(What the task asks):
Give every line of the material again, exactly as written.

(Material for the task):

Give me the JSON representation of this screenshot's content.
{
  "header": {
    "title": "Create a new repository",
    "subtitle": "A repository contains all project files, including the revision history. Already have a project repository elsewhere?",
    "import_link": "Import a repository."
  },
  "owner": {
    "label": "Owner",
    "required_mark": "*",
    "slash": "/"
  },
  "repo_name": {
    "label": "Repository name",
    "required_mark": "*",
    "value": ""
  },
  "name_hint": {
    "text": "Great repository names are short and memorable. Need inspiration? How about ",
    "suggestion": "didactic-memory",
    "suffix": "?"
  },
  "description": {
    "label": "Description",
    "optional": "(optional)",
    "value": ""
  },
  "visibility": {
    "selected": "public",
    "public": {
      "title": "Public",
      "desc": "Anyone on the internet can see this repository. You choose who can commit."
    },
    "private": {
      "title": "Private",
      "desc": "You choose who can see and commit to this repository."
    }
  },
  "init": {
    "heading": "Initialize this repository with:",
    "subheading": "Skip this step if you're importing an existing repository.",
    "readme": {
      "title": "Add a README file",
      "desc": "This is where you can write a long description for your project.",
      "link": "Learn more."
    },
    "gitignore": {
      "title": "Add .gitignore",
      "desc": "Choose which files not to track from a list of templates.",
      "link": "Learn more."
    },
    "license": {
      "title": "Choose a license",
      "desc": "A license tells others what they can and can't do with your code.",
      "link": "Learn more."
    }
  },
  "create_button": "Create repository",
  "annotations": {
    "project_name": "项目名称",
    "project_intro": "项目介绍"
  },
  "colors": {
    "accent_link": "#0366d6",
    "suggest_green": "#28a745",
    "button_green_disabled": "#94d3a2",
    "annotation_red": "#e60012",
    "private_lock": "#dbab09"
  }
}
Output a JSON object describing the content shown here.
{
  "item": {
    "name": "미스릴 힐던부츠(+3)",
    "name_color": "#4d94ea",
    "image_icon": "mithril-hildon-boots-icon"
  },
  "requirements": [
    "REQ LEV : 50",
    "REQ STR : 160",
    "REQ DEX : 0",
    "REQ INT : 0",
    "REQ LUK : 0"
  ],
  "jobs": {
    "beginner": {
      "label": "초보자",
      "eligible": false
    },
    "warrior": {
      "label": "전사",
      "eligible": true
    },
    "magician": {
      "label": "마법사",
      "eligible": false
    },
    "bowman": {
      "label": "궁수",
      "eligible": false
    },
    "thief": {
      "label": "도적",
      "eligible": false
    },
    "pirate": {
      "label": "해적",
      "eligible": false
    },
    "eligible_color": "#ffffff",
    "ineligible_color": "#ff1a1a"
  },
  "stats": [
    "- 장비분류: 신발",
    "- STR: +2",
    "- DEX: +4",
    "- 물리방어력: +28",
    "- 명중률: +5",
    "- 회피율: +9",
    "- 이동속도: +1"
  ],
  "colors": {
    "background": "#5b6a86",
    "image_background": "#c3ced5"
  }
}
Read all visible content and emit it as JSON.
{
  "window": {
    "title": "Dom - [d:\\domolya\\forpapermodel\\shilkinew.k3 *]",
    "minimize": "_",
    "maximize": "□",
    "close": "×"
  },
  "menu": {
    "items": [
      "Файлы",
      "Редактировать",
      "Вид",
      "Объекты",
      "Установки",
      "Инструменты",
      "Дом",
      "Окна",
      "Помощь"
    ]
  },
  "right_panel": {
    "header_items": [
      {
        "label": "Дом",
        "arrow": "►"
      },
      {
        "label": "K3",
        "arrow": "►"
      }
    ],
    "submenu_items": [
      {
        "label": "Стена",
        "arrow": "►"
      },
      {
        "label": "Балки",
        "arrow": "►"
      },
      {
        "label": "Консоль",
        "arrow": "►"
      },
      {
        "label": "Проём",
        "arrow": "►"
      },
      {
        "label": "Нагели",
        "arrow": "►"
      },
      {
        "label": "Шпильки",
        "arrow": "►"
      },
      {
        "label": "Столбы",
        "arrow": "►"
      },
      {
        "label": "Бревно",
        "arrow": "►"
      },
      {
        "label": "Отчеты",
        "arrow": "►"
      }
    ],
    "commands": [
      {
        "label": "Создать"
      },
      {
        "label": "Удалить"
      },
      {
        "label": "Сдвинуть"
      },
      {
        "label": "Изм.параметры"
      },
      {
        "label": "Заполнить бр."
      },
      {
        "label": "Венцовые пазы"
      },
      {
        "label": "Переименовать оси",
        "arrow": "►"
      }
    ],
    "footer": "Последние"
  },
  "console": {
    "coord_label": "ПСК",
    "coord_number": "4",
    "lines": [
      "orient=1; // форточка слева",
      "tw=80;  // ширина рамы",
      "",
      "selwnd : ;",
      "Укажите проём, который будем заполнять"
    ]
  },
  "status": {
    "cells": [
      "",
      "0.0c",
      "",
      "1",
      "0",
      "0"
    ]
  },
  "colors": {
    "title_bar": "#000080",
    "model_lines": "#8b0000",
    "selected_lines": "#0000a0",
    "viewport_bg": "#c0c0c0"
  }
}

(Reply):
Give me the JSON representation of this screenshot's content.
{
  "header": {
    "title": "Create a new repository",
    "subtitle": "A repository contains all project files, including the revision history. Already have a project repository elsewhere?",
    "import_link": "Import a repository."
  },
  "owner": {
    "label": "Owner",
    "required_mark": "*",
    "slash": "/"
  },
  "repo_name": {
    "label": "Repository name",
    "required_mark": "*",
    "value": ""
  },
  "name_hint": {
    "text": "Great repository names are short and memorable. Need inspiration? How about ",
    "suggestion": "didactic-memory",
    "suffix": "?"
  },
  "description": {
    "label": "Description",
    "optional": "(optional)",
    "value": ""
  },
  "visibility": {
    "selected": "public",
    "public": {
      "title": "Public",
      "desc": "Anyone on the internet can see this repository. You choose who can commit."
    },
    "private": {
      "title": "Private",
      "desc": "You choose who can see and commit to this repository."
    }
  },
  "init": {
    "heading": "Initialize this repository with:",
    "subheading": "Skip this step if you're importing an existing repository.",
    "readme": {
      "title": "Add a README file",
      "desc": "This is where you can write a long description for your project.",
      "link": "Learn more."
    },
    "gitignore": {
      "title": "Add .gitignore",
      "desc": "Choose which files not to track from a list of templates.",
      "link": "Learn more."
    },
    "license": {
      "title": "Choose a license",
      "desc": "A license tells others what they can and can't do with your code.",
      "link": "Learn more."
    }
  },
  "create_button": "Create repository",
  "annotations": {
    "project_name": "项目名称",
    "project_intro": "项目介绍"
  },
  "colors": {
    "accent_link": "#0366d6",
    "suggest_green": "#28a745",
    "button_green_disabled": "#94d3a2",
    "annotation_red": "#e60012",
    "private_lock": "#dbab09"
  }
}
Output a JSON object describing the content shown here.
{
  "item": {
    "name": "미스릴 힐던부츠(+3)",
    "name_color": "#4d94ea",
    "image_icon": "mithril-hildon-boots-icon"
  },
  "requirements": [
    "REQ LEV : 50",
    "REQ STR : 160",
    "REQ DEX : 0",
    "REQ INT : 0",
    "REQ LUK : 0"
  ],
  "jobs": {
    "beginner": {
      "label": "초보자",
      "eligible": false
    },
    "warrior": {
      "label": "전사",
      "eligible": true
    },
    "magician": {
      "label": "마법사",
      "eligible": false
    },
    "bowman": {
      "label": "궁수",
      "eligible": false
    },
    "thief": {
      "label": "도적",
      "eligible": false
    },
    "pirate": {
      "label": "해적",
      "eligible": false
    },
    "eligible_color": "#ffffff",
    "ineligible_color": "#ff1a1a"
  },
  "stats": [
    "- 장비분류: 신발",
    "- STR: +2",
    "- DEX: +4",
    "- 물리방어력: +28",
    "- 명중률: +5",
    "- 회피율: +9",
    "- 이동속도: +1"
  ],
  "colors": {
    "background": "#5b6a86",
    "image_background": "#c3ced5"
  }
}
Read all visible content and emit it as JSON.
{
  "window": {
    "title": "Dom - [d:\\domolya\\forpapermodel\\shilkinew.k3 *]",
    "minimize": "_",
    "maximize": "□",
    "close": "×"
  },
  "menu": {
    "items": [
      "Файлы",
      "Редактировать",
      "Вид",
      "Объекты",
      "Установки",
      "Инструменты",
      "Дом",
      "Окна",
      "Помощь"
    ]
  },
  "right_panel": {
    "header_items": [
      {
        "label": "Дом",
        "arrow": "►"
      },
      {
        "label": "K3",
        "arrow": "►"
      }
    ],
    "submenu_items": [
      {
        "label": "Стена",
        "arrow": "►"
      },
      {
        "label": "Балки",
        "arrow": "►"
      },
      {
        "label": "Консоль",
        "arrow": "►"
      },
      {
        "label": "Проём",
        "arrow": "►"
      },
      {
        "label": "Нагели",
        "arrow": "►"
      },
      {
        "label": "Шпильки",
        "arrow": "►"
      },
      {
        "label": "Столбы",
        "arrow": "►"
      },
      {
        "label": "Бревно",
        "arrow": "►"
      },
      {
        "label": "Отчеты",
        "arrow": "►"
      }
    ],
    "commands": [
      {
        "label": "Создать"
      },
      {
        "label": "Удалить"
      },
      {
        "label": "Сдвинуть"
      },
      {
        "label": "Изм.параметры"
      },
      {
        "label": "Заполнить бр."
      },
      {
        "label": "Венцовые пазы"
      },
      {
        "label": "Переименовать оси",
        "arrow": "►"
      }
    ],
    "footer": "Последние"
  },
  "console": {
    "coord_label": "ПСК",
    "coord_number": "4",
    "lines": [
      "orient=1; // форточка слева",
      "tw=80;  // ширина рамы",
      "",
      "selwnd : ;",
      "Укажите проём, который будем заполнять"
    ]
  },
  "status": {
    "cells": [
      "",
      "0.0c",
      "",
      "1",
      "0",
      "0"
    ]
  },
  "colors": {
    "title_bar": "#000080",
    "model_lines": "#8b0000",
    "selected_lines": "#0000a0",
    "viewport_bg": "#c0c0c0"
  }
}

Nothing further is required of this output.